Dataset items
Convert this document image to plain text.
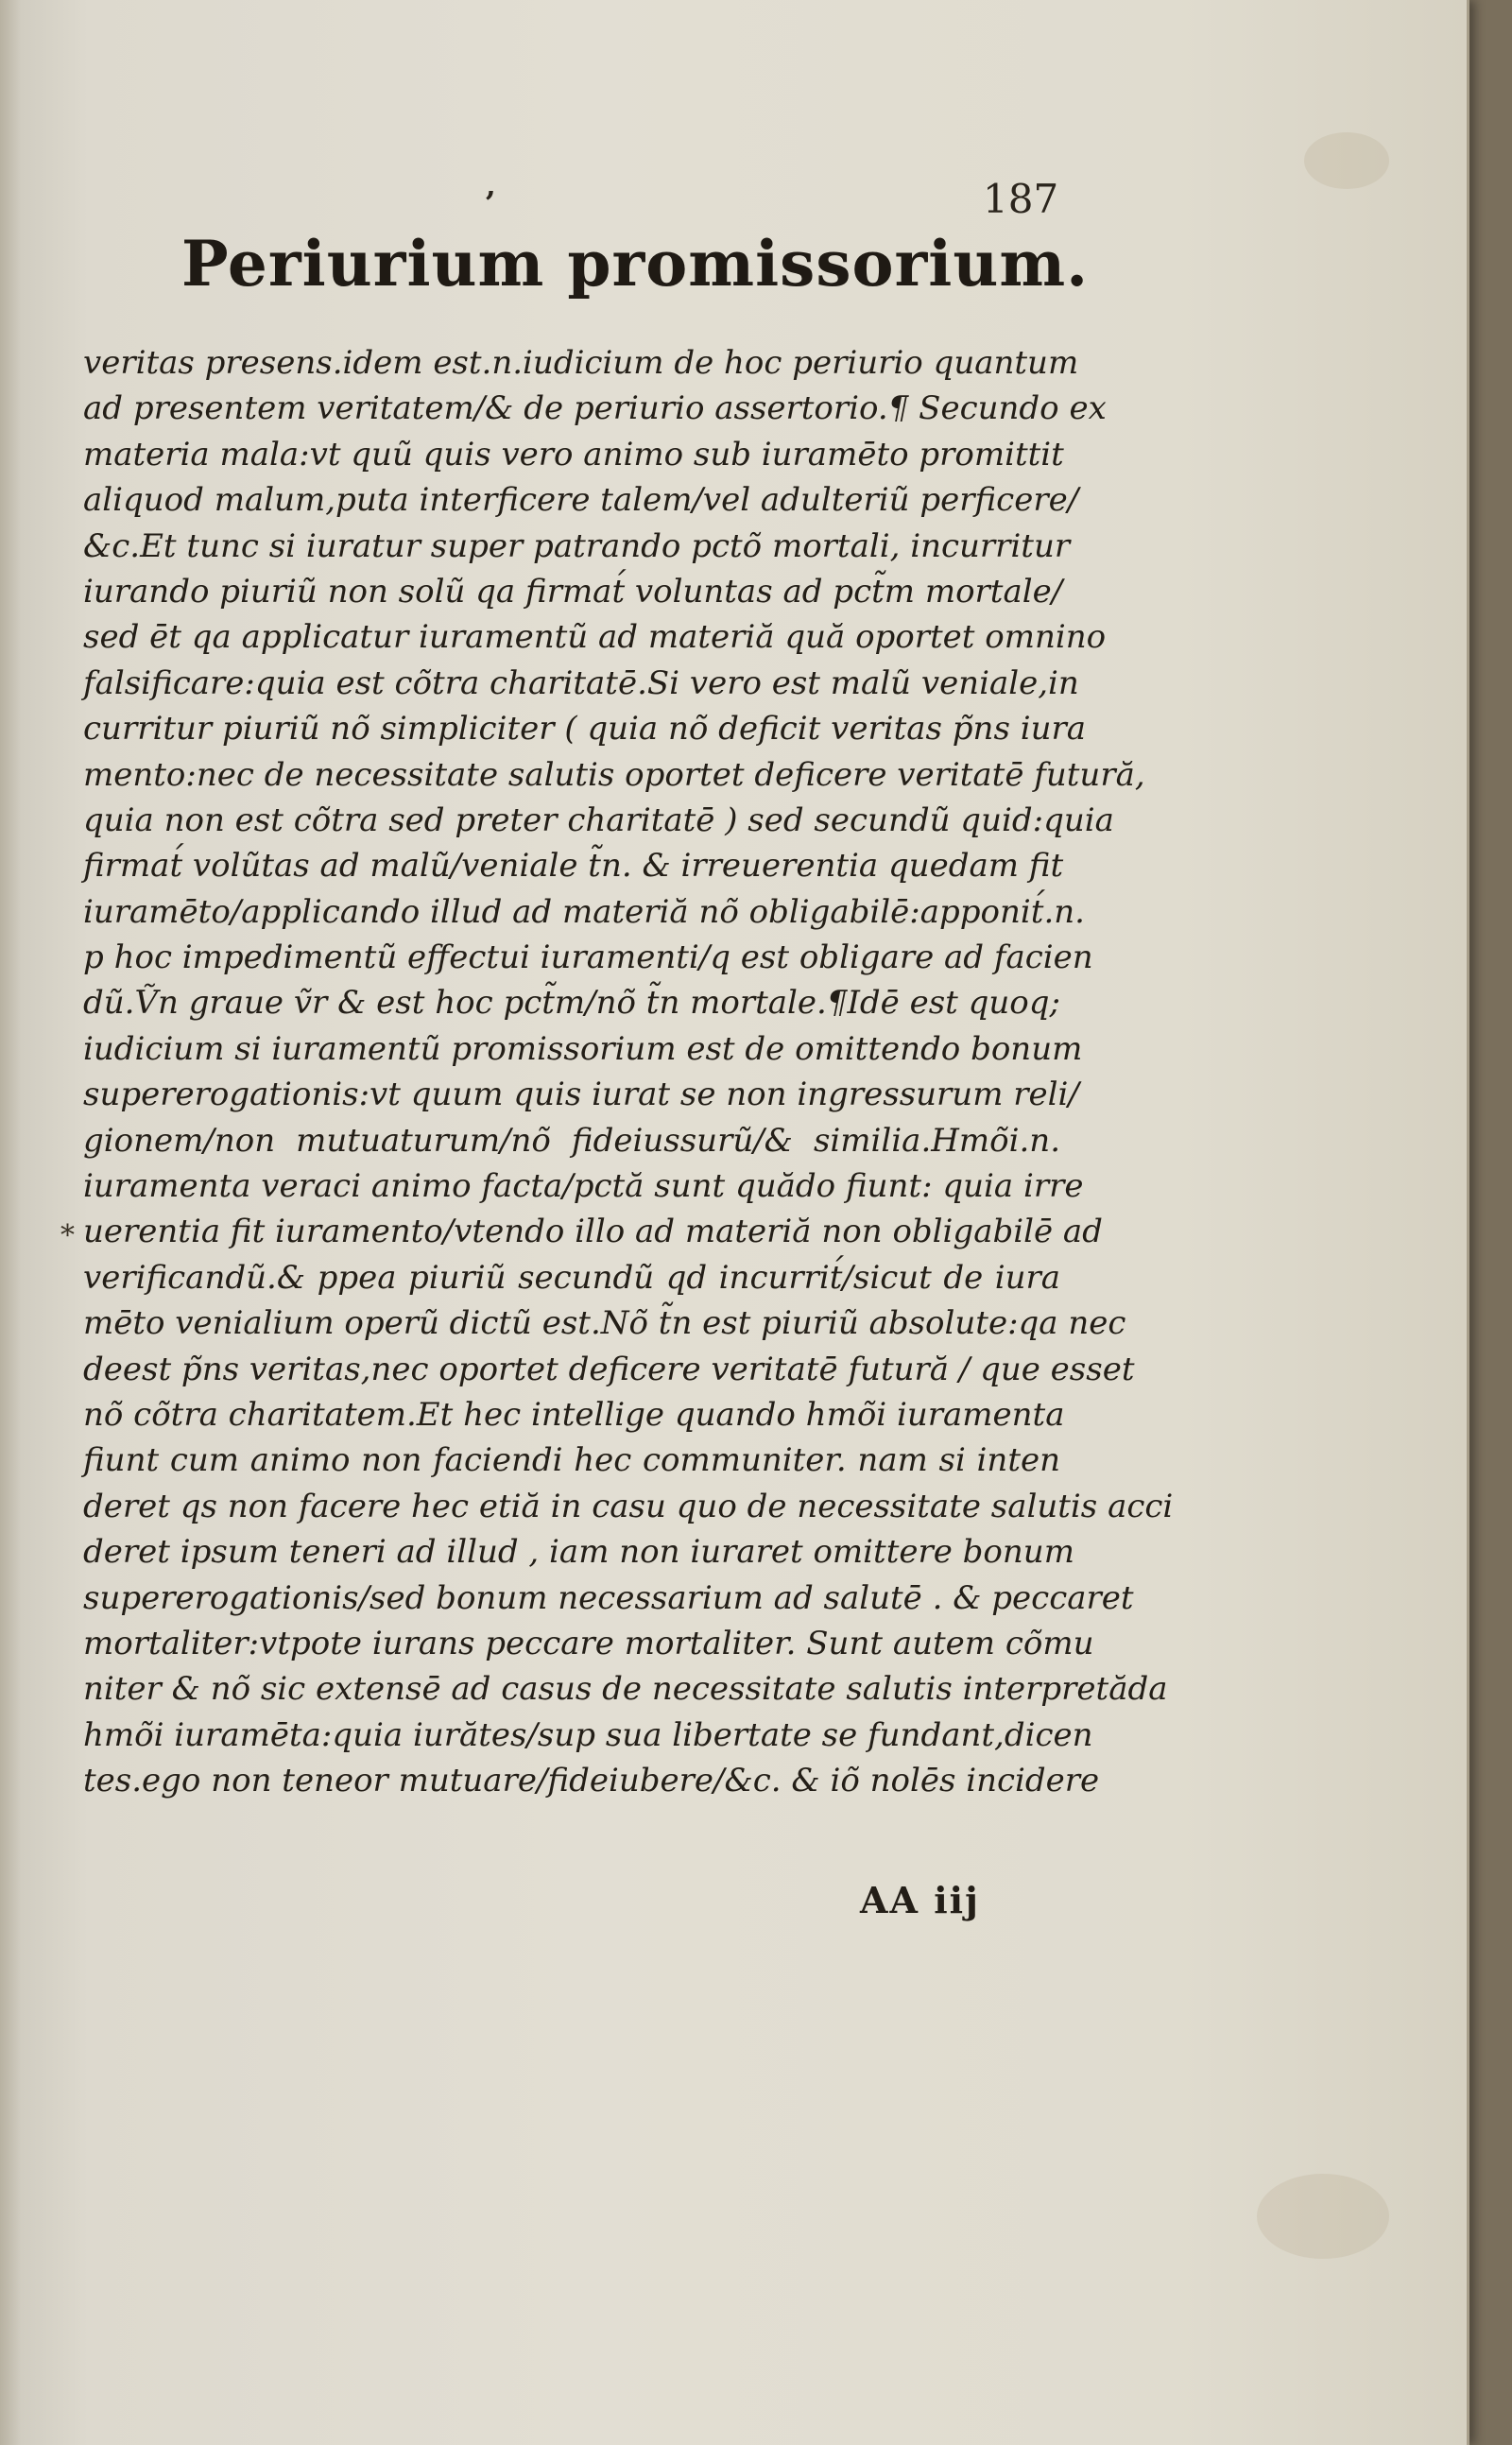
ʼ	187
Periurium promissorium.
veritas presens.idem est.n.iudicium de hoc periurio quantum
ad presentem veritatem/& de periurio assertorio.¶ Secundo ex
materia mala:vt quũ quis vero animo sub iuramēto promittit
aliquod malum,puta interficere talem/vel adulteriũ perficere/
&c.Et tunc si iuratur super patrando pctõ mortali, incurritur
iurando piuriũ non solũ qa firmat́ voluntas ad pct̃m mortale/
sed ēt qa applicatur iuramentũ ad materiă quă oportet omnino
falsificare:quia est cõtra charitatē.Si vero est malũ veniale,in
curritur piuriũ nõ simpliciter ( quia nõ deficit veritas p̃ns iura
mento:nec de necessitate salutis oportet deficere veritatē futură,
quia non est cõtra sed preter charitatē ) sed secundũ quid:quia
firmat́ volũtas ad malũ/veniale t̃n. & irreuerentia quedam fit
iuramēto/applicando illud ad materiă nõ obligabilē:apponit́.n.
p hoc impedimentũ effectui iuramenti/q est obligare ad facien
dũ.Ṽn graue ṽr & est hoc pct̃m/nõ t̃n mortale.¶Idē est quoq;
iudicium si iuramentũ promissorium est de omittendo bonum
supererogationis:vt quum quis iurat se non ingressurum reli/
gionem/non mutuaturum/nõ fideiussurũ/& similia.Hmõi.n.
iuramenta veraci animo facta/pctă sunt quădo fiunt: quia irre
uerentia fit iuramento/vtendo illo ad materiă non obligabilē ad
verificandũ.& ppea piuriũ secundũ qd incurrit́/sicut de iura
mēto venialium operũ dictũ est.Nõ t̃n est piuriũ absolute:qa nec
deest p̃ns veritas,nec oportet deficere veritatē futură / que esset
nõ cõtra charitatem.Et hec intellige quando hmõi iuramenta
fiunt cum animo non faciendi hec communiter. nam si inten
deret qs non facere hec etiă in casu quo de necessitate salutis acci
deret ipsum teneri ad illud , iam non iuraret omittere bonum
supererogationis/sed bonum necessarium ad salutē . & peccaret
mortaliter:vtpote iurans peccare mortaliter. Sunt autem cõmu
niter & nõ sic extensē ad casus de necessitate salutis interpretăda
hmõi iuramēta:quia iurătes/sup sua libertate se fundant,dicen
tes.ego non teneor mutuare/fideiubere/&c. & iõ nolēs incidere
*
AA iij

TASK DESCRIPTION
Print the full listing exactly, dropping the pictures.

RESULT OF THE EXERCISE
Convert this document image to plain text.
ʼ	187
Periurium promissorium.
veritas presens.idem est.n.iudicium de hoc periurio quantum
ad presentem veritatem/& de periurio assertorio.¶ Secundo ex
materia mala:vt quũ quis vero animo sub iuramēto promittit
aliquod malum,puta interficere talem/vel adulteriũ perficere/
&c.Et tunc si iuratur super patrando pctõ mortali, incurritur
iurando piuriũ non solũ qa firmat́ voluntas ad pct̃m mortale/
sed ēt qa applicatur iuramentũ ad materiă quă oportet omnino
falsificare:quia est cõtra charitatē.Si vero est malũ veniale,in
curritur piuriũ nõ simpliciter ( quia nõ deficit veritas p̃ns iura
mento:nec de necessitate salutis oportet deficere veritatē futură,
quia non est cõtra sed preter charitatē ) sed secundũ quid:quia
firmat́ volũtas ad malũ/veniale t̃n. & irreuerentia quedam fit
iuramēto/applicando illud ad materiă nõ obligabilē:apponit́.n.
p hoc impedimentũ effectui iuramenti/q est obligare ad facien
dũ.Ṽn graue ṽr & est hoc pct̃m/nõ t̃n mortale.¶Idē est quoq;
iudicium si iuramentũ promissorium est de omittendo bonum
supererogationis:vt quum quis iurat se non ingressurum reli/
gionem/non mutuaturum/nõ fideiussurũ/& similia.Hmõi.n.
iuramenta veraci animo facta/pctă sunt quădo fiunt: quia irre
uerentia fit iuramento/vtendo illo ad materiă non obligabilē ad
verificandũ.& ppea piuriũ secundũ qd incurrit́/sicut de iura
mēto venialium operũ dictũ est.Nõ t̃n est piuriũ absolute:qa nec
deest p̃ns veritas,nec oportet deficere veritatē futură / que esset
nõ cõtra charitatem.Et hec intellige quando hmõi iuramenta
fiunt cum animo non faciendi hec communiter. nam si inten
deret qs non facere hec etiă in casu quo de necessitate salutis acci
deret ipsum teneri ad illud , iam non iuraret omittere bonum
supererogationis/sed bonum necessarium ad salutē . & peccaret
mortaliter:vtpote iurans peccare mortaliter. Sunt autem cõmu
niter & nõ sic extensē ad casus de necessitate salutis interpretăda
hmõi iuramēta:quia iurătes/sup sua libertate se fundant,dicen
tes.ego non teneor mutuare/fideiubere/&c. & iõ nolēs incidere
*
AA iij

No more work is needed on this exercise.